» What you should do
All lines in which the word "this" occurs are to be extracted.
** BEGIN Extracted entries **
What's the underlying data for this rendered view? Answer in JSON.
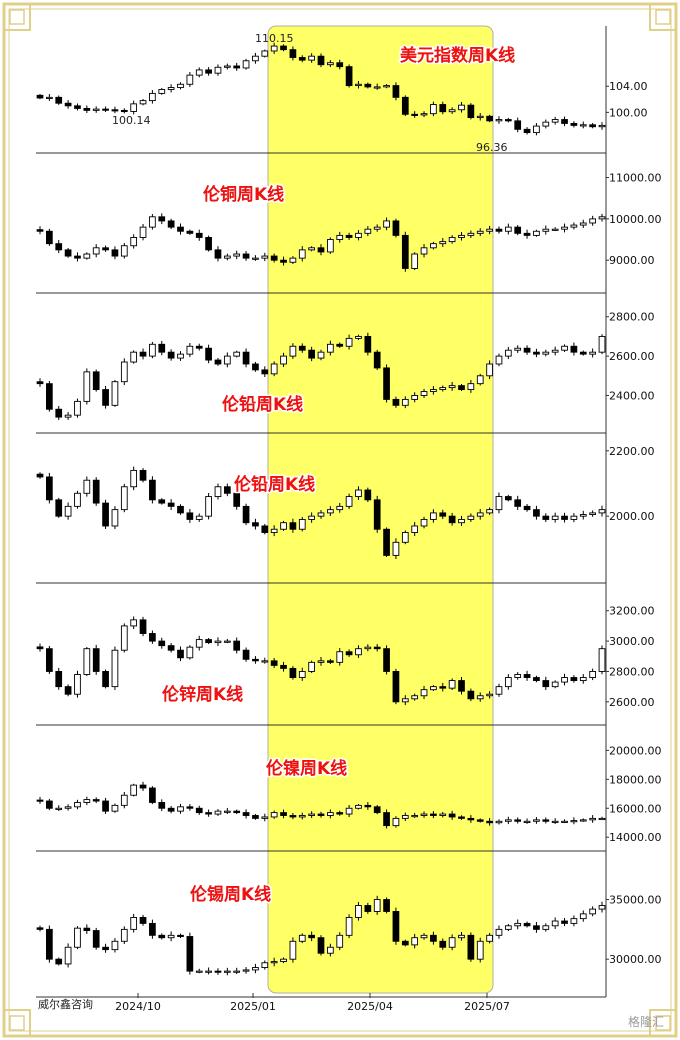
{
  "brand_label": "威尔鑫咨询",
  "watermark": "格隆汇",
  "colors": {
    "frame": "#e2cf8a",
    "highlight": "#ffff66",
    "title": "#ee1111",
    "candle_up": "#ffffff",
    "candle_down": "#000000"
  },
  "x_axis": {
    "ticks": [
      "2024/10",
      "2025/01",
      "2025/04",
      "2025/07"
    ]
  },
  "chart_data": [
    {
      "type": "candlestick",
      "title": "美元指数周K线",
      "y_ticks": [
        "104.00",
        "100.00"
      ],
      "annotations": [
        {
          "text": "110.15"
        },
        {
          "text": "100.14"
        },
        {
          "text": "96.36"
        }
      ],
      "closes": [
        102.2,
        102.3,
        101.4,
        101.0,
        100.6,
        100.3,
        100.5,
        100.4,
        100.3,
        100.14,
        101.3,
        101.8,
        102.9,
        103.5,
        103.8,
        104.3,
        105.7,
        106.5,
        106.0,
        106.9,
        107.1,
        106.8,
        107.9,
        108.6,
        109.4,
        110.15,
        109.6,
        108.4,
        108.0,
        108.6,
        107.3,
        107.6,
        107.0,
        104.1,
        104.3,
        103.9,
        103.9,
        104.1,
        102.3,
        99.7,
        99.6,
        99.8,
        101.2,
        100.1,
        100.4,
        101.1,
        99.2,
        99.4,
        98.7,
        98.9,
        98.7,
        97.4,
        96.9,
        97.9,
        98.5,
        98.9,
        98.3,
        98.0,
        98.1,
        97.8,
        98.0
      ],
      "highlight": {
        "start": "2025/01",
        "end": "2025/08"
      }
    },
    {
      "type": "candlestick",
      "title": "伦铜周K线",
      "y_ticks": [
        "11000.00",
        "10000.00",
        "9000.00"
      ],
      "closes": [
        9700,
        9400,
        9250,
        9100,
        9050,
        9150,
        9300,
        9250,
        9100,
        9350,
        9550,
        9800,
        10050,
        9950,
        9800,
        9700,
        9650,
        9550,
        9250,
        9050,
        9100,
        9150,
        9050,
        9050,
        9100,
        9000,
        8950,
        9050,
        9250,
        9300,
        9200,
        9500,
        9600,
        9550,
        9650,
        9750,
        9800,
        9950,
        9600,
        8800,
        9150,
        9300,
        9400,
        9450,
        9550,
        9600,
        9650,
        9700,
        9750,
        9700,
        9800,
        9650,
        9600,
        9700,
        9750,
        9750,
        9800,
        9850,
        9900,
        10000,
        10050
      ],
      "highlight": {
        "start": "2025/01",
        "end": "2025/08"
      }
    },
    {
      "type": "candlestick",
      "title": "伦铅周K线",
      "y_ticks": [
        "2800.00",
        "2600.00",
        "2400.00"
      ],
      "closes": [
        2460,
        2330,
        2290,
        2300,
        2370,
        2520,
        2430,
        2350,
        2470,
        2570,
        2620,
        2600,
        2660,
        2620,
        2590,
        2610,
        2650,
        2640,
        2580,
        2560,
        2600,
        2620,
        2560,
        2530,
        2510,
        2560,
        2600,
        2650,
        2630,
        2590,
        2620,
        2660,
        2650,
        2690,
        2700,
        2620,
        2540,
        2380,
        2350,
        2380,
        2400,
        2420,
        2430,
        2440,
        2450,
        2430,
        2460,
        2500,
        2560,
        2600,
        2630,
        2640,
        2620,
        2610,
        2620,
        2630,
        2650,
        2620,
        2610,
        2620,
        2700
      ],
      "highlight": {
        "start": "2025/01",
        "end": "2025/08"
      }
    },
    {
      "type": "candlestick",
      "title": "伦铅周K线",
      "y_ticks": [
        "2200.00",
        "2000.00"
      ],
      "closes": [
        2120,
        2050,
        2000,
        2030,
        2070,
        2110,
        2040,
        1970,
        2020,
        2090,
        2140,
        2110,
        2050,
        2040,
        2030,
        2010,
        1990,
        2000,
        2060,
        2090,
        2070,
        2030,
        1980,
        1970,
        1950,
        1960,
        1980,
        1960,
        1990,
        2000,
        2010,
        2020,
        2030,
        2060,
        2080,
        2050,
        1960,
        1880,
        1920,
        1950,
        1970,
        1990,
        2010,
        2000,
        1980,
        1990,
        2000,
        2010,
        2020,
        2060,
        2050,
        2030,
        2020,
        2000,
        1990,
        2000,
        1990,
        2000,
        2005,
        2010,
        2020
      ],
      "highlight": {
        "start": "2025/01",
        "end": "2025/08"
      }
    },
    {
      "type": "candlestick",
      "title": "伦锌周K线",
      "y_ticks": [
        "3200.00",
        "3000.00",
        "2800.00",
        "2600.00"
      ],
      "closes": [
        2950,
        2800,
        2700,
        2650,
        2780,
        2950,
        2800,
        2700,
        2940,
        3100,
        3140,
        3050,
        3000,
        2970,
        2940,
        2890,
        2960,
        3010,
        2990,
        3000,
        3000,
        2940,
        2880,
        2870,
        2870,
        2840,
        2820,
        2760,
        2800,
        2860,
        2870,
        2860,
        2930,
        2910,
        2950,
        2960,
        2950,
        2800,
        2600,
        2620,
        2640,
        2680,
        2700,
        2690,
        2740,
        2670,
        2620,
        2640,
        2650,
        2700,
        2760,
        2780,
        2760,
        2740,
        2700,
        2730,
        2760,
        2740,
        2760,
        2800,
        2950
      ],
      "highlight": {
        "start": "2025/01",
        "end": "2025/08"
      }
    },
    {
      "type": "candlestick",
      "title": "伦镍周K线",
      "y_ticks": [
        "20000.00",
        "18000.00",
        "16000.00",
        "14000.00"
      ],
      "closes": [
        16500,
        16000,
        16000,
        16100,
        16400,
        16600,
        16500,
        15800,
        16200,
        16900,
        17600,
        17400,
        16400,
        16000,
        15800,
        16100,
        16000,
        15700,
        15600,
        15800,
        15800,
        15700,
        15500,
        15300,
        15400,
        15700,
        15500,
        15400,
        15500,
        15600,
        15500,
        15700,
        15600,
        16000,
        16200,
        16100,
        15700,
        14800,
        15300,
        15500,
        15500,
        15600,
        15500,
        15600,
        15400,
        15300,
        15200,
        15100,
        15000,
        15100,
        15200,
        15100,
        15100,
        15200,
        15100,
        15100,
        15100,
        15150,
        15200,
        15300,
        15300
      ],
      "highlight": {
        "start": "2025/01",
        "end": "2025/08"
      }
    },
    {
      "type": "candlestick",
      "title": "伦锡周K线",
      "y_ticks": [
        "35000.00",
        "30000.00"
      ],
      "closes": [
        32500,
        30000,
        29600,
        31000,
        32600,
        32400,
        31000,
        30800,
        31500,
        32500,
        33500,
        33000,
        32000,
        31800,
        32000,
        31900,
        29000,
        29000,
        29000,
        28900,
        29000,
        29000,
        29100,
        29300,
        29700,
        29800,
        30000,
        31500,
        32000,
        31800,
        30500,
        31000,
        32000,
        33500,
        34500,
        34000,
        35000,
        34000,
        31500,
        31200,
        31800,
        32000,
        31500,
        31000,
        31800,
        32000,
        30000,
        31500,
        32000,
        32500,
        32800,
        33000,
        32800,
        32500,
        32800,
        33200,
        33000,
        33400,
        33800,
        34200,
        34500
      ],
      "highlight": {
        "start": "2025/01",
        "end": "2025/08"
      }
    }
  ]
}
** END Extracted entries **
** BEGIN Extracted entries **
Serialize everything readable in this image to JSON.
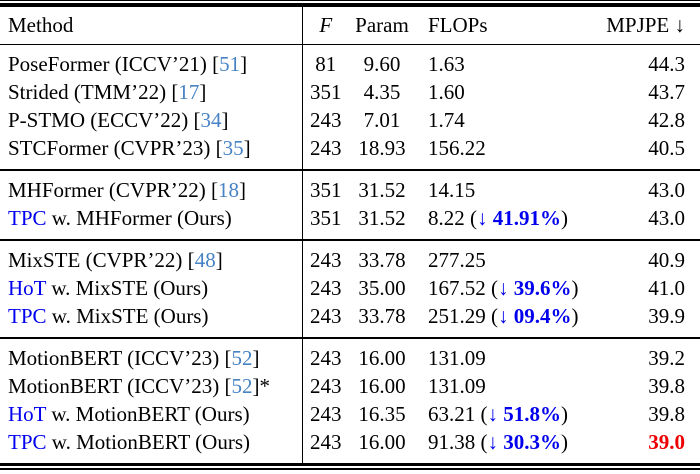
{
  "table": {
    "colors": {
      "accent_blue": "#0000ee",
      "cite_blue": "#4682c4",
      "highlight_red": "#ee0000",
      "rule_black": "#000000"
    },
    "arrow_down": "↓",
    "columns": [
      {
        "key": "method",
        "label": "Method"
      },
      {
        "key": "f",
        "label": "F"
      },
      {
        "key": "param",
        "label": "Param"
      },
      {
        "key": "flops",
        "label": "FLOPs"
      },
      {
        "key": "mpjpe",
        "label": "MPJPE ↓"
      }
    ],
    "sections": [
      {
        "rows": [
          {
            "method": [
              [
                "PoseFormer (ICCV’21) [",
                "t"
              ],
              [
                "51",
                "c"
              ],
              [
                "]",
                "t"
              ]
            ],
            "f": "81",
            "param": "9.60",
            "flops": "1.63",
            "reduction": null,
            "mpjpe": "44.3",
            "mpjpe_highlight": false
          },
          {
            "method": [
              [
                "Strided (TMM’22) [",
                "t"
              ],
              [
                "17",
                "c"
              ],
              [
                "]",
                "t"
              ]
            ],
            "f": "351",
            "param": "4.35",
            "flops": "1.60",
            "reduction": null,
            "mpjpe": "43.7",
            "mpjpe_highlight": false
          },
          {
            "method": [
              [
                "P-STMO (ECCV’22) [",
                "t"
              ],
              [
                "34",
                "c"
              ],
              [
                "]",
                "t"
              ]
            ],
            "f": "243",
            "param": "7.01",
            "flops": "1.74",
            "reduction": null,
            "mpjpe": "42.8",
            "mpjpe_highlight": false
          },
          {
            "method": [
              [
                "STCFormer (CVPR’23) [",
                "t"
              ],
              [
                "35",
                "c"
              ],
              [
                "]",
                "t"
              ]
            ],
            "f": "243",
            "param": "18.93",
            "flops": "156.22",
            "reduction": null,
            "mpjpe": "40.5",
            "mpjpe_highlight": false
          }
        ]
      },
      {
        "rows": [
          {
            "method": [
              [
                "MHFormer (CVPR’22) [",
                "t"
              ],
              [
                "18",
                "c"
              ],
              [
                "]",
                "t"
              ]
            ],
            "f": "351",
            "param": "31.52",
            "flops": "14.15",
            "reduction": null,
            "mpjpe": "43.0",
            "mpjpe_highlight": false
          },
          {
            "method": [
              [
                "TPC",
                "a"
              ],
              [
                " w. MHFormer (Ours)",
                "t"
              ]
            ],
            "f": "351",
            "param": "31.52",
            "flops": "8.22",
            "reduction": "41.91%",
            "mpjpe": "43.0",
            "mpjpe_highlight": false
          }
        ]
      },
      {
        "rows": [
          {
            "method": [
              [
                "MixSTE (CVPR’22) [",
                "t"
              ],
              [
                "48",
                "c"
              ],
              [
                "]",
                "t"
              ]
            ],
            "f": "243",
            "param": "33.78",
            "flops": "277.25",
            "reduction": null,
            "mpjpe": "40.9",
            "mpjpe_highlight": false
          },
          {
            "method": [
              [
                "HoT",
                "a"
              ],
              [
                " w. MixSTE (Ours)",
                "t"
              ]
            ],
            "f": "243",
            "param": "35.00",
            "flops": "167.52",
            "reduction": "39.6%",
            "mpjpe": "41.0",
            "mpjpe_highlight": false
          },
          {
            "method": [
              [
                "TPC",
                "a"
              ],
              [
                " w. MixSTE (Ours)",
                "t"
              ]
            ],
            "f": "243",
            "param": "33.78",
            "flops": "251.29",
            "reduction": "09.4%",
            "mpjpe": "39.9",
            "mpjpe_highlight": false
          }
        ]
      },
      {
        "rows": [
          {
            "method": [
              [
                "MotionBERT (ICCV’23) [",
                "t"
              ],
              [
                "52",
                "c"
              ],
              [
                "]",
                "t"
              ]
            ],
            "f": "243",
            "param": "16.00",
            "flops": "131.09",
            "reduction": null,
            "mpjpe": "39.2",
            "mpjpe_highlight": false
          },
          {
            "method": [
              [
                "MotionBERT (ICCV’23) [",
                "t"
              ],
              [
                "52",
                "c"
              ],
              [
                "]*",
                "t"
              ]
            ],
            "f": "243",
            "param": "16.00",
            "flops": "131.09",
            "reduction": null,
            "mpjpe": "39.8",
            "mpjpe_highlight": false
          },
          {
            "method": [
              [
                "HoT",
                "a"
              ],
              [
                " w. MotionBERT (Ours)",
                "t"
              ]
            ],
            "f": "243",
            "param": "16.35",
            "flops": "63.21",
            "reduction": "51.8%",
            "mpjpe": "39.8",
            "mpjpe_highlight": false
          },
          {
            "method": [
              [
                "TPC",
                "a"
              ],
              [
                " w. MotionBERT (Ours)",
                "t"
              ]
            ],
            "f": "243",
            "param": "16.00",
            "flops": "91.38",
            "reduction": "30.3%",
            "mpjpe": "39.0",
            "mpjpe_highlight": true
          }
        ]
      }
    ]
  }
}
** END Extracted entries **
» Final result
What's the underlying data for this rendered view? Answer in JSON.
Serialize everything readable in this image to JSON.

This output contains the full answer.